→ **Exercise requirements**
Reply with the count of lines holding "选项说法错误", nothing more.

→ **Data shown**
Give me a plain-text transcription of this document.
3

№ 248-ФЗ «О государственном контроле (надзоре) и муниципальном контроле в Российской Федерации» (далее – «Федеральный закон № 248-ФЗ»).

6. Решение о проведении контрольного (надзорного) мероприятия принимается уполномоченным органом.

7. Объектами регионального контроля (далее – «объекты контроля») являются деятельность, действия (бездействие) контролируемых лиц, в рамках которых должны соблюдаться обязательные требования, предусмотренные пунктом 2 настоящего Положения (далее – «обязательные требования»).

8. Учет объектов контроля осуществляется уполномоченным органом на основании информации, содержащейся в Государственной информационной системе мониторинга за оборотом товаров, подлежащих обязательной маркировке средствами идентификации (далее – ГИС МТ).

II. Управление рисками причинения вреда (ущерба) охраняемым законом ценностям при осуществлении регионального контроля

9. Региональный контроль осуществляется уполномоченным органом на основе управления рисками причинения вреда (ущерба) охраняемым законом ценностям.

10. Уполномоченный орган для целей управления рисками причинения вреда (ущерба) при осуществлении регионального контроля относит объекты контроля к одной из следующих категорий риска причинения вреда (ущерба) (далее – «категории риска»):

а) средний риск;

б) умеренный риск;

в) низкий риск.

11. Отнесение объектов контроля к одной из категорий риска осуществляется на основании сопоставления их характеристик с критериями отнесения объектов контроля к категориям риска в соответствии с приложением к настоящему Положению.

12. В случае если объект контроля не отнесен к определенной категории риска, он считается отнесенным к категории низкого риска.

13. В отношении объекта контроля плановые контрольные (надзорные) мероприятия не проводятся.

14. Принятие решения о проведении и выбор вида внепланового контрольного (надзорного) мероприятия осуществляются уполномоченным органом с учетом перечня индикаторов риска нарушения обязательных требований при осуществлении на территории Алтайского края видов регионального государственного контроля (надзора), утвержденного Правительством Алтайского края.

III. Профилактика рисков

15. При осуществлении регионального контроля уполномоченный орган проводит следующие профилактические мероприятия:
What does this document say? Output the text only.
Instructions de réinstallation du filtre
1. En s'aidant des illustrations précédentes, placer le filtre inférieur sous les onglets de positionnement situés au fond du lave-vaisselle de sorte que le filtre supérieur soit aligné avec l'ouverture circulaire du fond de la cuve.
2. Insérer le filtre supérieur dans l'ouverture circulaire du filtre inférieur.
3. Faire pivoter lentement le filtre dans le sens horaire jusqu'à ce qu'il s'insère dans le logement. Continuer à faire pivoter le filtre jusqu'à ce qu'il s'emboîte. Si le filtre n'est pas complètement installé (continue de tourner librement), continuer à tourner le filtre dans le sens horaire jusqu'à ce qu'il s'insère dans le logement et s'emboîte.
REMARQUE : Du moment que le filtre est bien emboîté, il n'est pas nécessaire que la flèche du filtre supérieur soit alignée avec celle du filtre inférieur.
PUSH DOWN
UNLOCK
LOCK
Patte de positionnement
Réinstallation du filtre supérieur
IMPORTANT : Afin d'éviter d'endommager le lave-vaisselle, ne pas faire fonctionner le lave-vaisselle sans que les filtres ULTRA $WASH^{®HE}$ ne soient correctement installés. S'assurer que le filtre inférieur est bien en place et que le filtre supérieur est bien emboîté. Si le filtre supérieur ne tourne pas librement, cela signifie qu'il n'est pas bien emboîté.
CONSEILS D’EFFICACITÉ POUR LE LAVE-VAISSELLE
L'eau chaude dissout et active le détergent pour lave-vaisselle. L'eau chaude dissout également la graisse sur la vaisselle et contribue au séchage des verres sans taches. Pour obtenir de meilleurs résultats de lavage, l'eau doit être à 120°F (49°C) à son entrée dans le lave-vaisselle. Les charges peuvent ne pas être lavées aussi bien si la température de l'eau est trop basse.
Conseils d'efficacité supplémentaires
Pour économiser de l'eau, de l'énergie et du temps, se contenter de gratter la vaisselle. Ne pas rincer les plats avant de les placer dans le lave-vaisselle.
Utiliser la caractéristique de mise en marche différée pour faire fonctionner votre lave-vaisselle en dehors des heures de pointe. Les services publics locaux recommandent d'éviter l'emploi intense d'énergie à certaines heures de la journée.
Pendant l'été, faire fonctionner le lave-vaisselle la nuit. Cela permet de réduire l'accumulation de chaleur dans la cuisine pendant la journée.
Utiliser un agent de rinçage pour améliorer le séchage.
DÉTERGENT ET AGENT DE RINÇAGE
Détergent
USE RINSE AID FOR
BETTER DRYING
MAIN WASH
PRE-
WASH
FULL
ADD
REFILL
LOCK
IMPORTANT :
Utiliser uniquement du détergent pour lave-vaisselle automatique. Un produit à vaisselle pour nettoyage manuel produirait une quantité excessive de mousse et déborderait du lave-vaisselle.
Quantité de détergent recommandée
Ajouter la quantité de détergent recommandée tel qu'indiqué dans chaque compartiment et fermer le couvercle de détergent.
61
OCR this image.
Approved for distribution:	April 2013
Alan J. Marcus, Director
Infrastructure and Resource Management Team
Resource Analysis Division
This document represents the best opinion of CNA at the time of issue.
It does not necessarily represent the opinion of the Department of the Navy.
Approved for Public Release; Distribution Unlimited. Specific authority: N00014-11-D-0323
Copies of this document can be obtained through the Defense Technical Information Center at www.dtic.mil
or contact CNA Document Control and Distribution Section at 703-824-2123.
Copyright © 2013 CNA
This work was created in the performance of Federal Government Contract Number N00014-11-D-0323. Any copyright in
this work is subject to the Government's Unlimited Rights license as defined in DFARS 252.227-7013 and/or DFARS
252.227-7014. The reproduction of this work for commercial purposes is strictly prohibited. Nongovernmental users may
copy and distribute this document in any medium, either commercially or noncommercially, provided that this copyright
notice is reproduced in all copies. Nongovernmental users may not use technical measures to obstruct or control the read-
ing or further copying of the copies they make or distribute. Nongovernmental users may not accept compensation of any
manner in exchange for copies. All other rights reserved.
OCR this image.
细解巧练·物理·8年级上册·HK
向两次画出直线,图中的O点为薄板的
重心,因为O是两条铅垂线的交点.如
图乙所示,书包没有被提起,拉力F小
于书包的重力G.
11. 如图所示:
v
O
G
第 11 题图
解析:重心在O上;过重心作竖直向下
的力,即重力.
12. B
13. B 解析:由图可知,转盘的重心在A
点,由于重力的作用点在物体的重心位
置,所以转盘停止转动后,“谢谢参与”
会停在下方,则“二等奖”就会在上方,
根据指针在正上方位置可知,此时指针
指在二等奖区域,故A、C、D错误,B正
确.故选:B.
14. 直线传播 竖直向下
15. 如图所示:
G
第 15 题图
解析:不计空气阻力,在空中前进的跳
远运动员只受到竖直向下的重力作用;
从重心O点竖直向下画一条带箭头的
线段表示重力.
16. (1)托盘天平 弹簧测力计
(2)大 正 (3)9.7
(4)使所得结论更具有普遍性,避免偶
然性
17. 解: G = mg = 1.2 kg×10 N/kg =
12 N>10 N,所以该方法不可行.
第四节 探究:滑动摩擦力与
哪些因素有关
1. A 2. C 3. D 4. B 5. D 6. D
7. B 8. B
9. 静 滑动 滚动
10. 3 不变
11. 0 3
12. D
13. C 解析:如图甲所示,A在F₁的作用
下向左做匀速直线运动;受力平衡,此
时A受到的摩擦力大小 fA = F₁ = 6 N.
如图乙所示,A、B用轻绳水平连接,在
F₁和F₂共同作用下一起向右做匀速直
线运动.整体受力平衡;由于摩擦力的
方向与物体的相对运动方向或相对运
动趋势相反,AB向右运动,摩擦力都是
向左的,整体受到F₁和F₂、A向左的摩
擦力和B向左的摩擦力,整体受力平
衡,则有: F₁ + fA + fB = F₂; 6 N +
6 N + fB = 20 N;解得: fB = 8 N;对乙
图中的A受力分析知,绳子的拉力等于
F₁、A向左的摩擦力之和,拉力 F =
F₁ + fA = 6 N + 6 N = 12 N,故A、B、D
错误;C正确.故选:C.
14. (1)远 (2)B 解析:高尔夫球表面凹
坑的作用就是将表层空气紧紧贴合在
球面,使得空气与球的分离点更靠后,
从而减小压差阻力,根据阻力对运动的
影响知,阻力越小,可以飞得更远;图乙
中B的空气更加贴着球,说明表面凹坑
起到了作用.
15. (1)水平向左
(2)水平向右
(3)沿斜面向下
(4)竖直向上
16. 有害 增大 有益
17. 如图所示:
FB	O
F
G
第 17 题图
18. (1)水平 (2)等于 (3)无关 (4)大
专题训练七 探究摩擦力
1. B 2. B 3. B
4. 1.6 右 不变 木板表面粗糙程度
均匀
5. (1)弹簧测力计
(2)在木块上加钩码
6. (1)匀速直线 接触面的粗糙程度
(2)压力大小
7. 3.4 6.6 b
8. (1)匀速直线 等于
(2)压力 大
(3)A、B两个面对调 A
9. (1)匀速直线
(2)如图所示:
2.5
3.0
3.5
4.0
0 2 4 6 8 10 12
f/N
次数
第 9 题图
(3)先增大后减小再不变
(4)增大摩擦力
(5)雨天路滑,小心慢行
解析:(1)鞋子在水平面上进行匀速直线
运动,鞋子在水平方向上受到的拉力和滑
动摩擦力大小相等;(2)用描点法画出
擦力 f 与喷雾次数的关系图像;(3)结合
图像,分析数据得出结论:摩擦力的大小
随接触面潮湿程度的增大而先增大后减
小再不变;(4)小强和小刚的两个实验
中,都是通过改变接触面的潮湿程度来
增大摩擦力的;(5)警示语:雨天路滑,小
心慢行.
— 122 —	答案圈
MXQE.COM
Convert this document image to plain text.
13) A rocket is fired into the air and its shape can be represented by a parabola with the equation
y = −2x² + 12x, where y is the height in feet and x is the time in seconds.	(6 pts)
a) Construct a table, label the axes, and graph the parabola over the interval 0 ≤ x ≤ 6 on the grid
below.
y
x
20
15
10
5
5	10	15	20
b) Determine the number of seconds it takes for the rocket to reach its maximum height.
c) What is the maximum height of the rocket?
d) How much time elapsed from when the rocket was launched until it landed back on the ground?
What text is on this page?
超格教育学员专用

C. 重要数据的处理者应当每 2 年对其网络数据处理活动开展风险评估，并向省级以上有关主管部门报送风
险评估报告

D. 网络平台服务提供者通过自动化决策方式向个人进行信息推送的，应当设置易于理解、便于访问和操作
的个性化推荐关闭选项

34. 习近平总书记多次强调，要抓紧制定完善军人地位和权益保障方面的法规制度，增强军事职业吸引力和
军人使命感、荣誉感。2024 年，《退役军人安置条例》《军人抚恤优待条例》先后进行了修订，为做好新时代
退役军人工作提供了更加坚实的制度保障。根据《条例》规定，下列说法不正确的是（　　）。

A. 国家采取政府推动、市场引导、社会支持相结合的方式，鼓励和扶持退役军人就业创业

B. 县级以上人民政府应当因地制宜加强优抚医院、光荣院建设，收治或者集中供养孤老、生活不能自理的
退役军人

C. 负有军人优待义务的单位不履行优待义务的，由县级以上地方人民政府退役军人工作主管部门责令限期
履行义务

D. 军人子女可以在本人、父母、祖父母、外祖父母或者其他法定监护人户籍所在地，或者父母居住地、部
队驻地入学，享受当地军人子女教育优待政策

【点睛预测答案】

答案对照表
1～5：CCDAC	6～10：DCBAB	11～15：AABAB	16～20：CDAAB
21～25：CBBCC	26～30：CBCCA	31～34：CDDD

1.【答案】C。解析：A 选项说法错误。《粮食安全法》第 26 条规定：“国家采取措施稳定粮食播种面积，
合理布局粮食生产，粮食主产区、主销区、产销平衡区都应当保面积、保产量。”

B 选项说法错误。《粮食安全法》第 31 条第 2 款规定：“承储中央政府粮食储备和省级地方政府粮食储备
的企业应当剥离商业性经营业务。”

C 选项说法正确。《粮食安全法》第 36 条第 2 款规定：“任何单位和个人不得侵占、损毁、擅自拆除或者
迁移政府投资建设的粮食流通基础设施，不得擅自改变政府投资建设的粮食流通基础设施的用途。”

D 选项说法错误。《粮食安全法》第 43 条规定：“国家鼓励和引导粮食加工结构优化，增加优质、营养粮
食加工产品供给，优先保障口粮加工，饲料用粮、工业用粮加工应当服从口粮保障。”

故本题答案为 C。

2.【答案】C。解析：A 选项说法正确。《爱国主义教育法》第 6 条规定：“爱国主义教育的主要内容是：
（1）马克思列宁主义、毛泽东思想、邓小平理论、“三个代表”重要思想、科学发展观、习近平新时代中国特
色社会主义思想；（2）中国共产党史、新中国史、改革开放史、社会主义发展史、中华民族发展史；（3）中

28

→ **Output for this exercise**
3